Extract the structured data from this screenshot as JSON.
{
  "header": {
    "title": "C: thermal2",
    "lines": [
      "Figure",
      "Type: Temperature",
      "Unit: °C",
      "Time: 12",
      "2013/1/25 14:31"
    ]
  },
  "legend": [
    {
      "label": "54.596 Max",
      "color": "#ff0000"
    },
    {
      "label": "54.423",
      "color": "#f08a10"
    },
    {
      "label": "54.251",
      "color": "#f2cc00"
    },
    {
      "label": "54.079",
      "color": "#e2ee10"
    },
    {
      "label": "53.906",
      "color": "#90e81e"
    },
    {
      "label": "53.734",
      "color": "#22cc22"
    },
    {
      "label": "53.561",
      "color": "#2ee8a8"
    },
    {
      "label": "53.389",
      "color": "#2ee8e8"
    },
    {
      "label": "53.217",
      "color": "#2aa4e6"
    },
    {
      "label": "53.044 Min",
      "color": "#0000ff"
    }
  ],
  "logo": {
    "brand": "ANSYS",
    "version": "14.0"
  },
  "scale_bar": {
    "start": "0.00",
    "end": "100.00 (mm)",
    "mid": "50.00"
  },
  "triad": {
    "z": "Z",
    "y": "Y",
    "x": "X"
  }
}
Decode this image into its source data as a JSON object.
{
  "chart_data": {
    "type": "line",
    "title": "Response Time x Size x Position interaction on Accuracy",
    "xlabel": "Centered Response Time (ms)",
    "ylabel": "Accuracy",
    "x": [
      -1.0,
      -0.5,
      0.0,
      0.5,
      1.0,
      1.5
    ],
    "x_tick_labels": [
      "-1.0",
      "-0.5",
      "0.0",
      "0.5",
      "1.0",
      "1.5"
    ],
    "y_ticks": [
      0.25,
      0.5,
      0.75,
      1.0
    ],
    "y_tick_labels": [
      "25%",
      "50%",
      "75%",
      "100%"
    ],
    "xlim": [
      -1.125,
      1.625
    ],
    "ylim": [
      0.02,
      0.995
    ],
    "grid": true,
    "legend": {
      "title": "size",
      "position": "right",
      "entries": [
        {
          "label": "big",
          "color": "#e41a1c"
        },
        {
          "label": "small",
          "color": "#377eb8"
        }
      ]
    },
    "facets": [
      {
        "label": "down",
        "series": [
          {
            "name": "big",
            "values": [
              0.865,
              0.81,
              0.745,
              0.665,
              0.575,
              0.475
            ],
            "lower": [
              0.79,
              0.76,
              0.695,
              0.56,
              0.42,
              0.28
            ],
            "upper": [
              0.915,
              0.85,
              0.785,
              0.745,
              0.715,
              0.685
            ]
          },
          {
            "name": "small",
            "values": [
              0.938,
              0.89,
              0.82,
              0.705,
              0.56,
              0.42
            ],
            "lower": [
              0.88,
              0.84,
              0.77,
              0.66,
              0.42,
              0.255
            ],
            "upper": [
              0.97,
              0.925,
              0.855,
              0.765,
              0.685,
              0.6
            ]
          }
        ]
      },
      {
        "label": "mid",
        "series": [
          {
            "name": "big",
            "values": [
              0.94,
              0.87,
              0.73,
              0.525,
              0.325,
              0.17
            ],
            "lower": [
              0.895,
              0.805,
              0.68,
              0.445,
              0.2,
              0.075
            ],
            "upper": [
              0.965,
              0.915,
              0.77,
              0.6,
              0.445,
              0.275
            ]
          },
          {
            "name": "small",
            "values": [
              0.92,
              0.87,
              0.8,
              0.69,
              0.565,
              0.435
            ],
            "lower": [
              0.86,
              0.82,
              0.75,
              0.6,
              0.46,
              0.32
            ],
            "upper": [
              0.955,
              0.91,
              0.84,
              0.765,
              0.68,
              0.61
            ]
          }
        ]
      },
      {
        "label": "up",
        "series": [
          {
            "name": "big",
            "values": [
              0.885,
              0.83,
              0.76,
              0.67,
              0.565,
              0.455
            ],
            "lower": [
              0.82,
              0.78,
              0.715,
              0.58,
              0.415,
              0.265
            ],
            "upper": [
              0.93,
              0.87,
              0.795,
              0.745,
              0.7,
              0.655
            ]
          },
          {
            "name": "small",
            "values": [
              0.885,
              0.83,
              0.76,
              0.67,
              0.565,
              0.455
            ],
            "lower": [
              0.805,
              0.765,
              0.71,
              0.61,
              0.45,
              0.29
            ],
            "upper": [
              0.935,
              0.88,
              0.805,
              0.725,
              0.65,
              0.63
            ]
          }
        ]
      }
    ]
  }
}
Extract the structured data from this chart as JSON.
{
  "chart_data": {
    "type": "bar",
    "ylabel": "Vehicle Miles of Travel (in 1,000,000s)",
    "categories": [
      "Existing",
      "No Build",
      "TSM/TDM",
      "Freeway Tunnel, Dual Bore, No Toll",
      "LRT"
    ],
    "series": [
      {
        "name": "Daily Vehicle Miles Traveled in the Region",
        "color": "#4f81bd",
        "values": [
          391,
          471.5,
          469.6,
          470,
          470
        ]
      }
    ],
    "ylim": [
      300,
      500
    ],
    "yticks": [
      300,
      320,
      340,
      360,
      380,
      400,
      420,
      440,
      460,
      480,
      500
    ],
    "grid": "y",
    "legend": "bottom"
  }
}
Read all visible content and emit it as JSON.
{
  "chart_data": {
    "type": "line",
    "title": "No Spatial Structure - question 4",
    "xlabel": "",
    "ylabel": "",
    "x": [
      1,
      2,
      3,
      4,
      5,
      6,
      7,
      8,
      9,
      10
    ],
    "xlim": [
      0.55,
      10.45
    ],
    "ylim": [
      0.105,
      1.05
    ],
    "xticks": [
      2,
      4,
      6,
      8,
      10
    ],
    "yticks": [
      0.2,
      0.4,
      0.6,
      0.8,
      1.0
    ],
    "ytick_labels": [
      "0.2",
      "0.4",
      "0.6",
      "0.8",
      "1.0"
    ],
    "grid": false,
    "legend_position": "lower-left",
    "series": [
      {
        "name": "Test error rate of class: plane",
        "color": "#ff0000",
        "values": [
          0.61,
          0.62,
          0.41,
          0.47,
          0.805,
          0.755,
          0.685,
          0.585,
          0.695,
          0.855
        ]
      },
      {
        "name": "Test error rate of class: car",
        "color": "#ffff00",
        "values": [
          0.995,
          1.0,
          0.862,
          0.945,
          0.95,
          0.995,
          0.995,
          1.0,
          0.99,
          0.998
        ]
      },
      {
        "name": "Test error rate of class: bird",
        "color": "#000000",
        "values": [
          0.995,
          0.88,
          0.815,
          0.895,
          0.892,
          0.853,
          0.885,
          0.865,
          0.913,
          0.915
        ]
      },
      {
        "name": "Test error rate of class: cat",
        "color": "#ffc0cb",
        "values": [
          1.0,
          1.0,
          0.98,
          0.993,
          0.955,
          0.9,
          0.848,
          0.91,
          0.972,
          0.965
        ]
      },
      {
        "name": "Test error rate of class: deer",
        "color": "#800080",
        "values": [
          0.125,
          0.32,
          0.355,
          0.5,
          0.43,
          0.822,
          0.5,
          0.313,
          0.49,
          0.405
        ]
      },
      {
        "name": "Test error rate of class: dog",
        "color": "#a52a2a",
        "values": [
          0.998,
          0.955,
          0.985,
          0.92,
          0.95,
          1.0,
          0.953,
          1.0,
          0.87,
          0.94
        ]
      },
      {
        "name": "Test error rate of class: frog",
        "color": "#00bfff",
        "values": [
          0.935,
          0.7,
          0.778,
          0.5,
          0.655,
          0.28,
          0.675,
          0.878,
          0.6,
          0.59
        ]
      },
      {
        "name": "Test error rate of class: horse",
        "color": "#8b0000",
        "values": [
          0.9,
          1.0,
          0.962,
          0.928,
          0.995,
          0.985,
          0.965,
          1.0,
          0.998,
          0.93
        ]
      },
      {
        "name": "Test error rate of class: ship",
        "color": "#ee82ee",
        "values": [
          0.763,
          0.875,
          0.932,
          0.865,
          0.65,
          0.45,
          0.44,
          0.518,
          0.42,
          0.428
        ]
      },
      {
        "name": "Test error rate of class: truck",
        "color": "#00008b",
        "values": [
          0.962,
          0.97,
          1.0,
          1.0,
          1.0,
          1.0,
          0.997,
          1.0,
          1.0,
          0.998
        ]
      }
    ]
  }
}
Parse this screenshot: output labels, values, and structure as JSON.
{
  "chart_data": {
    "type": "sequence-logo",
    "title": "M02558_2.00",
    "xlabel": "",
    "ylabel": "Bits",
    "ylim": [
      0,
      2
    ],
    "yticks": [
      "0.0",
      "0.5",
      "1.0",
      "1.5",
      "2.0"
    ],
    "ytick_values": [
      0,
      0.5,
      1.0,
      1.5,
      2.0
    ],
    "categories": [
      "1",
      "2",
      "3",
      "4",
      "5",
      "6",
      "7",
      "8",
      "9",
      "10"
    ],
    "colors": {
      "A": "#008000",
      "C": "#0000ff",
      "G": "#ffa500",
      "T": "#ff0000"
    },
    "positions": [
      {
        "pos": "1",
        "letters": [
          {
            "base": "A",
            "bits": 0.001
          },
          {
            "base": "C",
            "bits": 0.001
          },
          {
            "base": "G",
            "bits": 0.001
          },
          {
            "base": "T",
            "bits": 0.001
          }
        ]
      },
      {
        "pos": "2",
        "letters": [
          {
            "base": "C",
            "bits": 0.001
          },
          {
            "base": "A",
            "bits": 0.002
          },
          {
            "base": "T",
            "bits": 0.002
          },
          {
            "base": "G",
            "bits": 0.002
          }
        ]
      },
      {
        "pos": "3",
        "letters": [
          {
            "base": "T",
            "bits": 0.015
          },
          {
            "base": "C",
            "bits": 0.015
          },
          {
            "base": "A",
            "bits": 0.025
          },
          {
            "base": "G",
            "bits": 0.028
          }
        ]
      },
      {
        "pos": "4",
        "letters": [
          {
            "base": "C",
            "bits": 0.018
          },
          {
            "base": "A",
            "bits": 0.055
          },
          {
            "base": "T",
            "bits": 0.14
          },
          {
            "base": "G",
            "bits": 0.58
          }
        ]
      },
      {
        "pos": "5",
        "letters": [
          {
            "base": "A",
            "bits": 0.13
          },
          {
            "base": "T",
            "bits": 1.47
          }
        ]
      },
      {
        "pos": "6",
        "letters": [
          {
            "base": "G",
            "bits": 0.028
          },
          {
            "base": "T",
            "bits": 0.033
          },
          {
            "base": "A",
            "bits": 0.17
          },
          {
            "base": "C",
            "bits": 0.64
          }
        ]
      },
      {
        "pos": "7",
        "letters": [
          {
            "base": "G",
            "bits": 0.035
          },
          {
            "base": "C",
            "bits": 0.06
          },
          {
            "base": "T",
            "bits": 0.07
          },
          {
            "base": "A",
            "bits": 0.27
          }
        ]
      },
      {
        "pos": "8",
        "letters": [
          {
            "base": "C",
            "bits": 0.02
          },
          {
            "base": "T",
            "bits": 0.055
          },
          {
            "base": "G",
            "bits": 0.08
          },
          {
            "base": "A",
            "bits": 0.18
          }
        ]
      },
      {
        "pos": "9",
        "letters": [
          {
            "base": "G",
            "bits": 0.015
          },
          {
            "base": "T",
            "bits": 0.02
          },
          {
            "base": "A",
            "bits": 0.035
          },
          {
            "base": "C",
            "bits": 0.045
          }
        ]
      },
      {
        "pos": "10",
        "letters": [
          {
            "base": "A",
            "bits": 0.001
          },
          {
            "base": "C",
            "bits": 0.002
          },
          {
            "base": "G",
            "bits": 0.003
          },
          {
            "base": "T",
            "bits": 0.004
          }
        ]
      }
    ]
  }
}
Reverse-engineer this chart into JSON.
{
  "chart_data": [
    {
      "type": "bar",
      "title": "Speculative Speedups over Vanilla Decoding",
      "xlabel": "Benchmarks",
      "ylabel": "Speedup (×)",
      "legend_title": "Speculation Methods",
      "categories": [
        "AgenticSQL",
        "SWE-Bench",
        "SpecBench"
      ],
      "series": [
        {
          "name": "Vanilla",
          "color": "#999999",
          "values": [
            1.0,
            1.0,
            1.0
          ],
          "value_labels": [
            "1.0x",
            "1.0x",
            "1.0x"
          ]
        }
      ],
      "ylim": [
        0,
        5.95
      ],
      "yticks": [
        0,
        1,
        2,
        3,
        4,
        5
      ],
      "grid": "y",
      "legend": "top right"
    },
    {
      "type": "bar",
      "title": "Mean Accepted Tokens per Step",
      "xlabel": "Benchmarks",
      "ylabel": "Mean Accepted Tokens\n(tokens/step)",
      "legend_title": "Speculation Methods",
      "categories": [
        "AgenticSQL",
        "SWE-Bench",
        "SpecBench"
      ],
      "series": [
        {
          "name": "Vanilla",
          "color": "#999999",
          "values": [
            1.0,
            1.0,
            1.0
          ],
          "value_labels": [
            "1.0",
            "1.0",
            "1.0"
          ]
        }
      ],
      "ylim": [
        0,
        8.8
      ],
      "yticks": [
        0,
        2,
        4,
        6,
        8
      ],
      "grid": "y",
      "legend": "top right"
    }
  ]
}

* * * * * * *

• What you will do
Copy out each line that contains the word "this".

• Exercise solution
Extract the structured data from this screenshot as JSON.
Decode this image into its source data as a JSON object.
Extract the structured data from this chart as JSON.
Parse this screenshot: output labels, values, and structure as JSON.
Reverse-engineer this chart into JSON.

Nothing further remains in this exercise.